* **Stated goal**: Repeat every entry in the listing below, exactly.
--- BEGIN Data section ---
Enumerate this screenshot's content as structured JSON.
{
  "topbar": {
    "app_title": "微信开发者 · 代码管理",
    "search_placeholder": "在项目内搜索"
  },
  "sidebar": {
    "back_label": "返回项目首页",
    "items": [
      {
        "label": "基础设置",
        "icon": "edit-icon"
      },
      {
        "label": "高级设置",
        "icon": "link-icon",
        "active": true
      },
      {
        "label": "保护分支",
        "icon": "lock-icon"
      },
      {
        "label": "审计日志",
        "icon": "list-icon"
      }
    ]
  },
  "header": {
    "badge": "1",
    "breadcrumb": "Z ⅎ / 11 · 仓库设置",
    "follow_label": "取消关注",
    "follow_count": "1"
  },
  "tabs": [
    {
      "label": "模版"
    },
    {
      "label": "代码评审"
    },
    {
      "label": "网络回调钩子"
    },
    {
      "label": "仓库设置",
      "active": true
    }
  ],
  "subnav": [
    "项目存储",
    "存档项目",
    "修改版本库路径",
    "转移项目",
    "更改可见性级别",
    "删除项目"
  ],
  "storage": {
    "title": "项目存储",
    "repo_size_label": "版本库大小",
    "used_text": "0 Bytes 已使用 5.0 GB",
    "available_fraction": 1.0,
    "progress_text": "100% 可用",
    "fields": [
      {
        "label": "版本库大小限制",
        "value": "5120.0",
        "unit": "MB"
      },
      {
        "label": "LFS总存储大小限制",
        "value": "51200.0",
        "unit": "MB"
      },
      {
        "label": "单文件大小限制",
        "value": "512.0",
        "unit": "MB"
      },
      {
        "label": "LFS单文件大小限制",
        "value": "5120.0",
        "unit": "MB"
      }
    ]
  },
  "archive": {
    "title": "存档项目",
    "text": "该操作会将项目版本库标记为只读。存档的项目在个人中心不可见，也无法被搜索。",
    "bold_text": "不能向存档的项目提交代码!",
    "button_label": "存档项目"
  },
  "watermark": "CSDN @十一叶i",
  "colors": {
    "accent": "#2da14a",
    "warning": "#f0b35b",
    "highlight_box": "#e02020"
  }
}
--- END Data section ---
* **Task solution**:
Enumerate this screenshot's content as structured JSON.
{
  "topbar": {
    "app_title": "微信开发者 · 代码管理",
    "search_placeholder": "在项目内搜索"
  },
  "sidebar": {
    "back_label": "返回项目首页",
    "items": [
      {
        "label": "基础设置",
        "icon": "edit-icon"
      },
      {
        "label": "高级设置",
        "icon": "link-icon",
        "active": true
      },
      {
        "label": "保护分支",
        "icon": "lock-icon"
      },
      {
        "label": "审计日志",
        "icon": "list-icon"
      }
    ]
  },
  "header": {
    "badge": "1",
    "breadcrumb": "Z ⅎ / 11 · 仓库设置",
    "follow_label": "取消关注",
    "follow_count": "1"
  },
  "tabs": [
    {
      "label": "模版"
    },
    {
      "label": "代码评审"
    },
    {
      "label": "网络回调钩子"
    },
    {
      "label": "仓库设置",
      "active": true
    }
  ],
  "subnav": [
    "项目存储",
    "存档项目",
    "修改版本库路径",
    "转移项目",
    "更改可见性级别",
    "删除项目"
  ],
  "storage": {
    "title": "项目存储",
    "repo_size_label": "版本库大小",
    "used_text": "0 Bytes 已使用 5.0 GB",
    "available_fraction": 1.0,
    "progress_text": "100% 可用",
    "fields": [
      {
        "label": "版本库大小限制",
        "value": "5120.0",
        "unit": "MB"
      },
      {
        "label": "LFS总存储大小限制",
        "value": "51200.0",
        "unit": "MB"
      },
      {
        "label": "单文件大小限制",
        "value": "512.0",
        "unit": "MB"
      },
      {
        "label": "LFS单文件大小限制",
        "value": "5120.0",
        "unit": "MB"
      }
    ]
  },
  "archive": {
    "title": "存档项目",
    "text": "该操作会将项目版本库标记为只读。存档的项目在个人中心不可见，也无法被搜索。",
    "bold_text": "不能向存档的项目提交代码!",
    "button_label": "存档项目"
  },
  "watermark": "CSDN @十一叶i",
  "colors": {
    "accent": "#2da14a",
    "warning": "#f0b35b",
    "highlight_box": "#e02020"
  }
}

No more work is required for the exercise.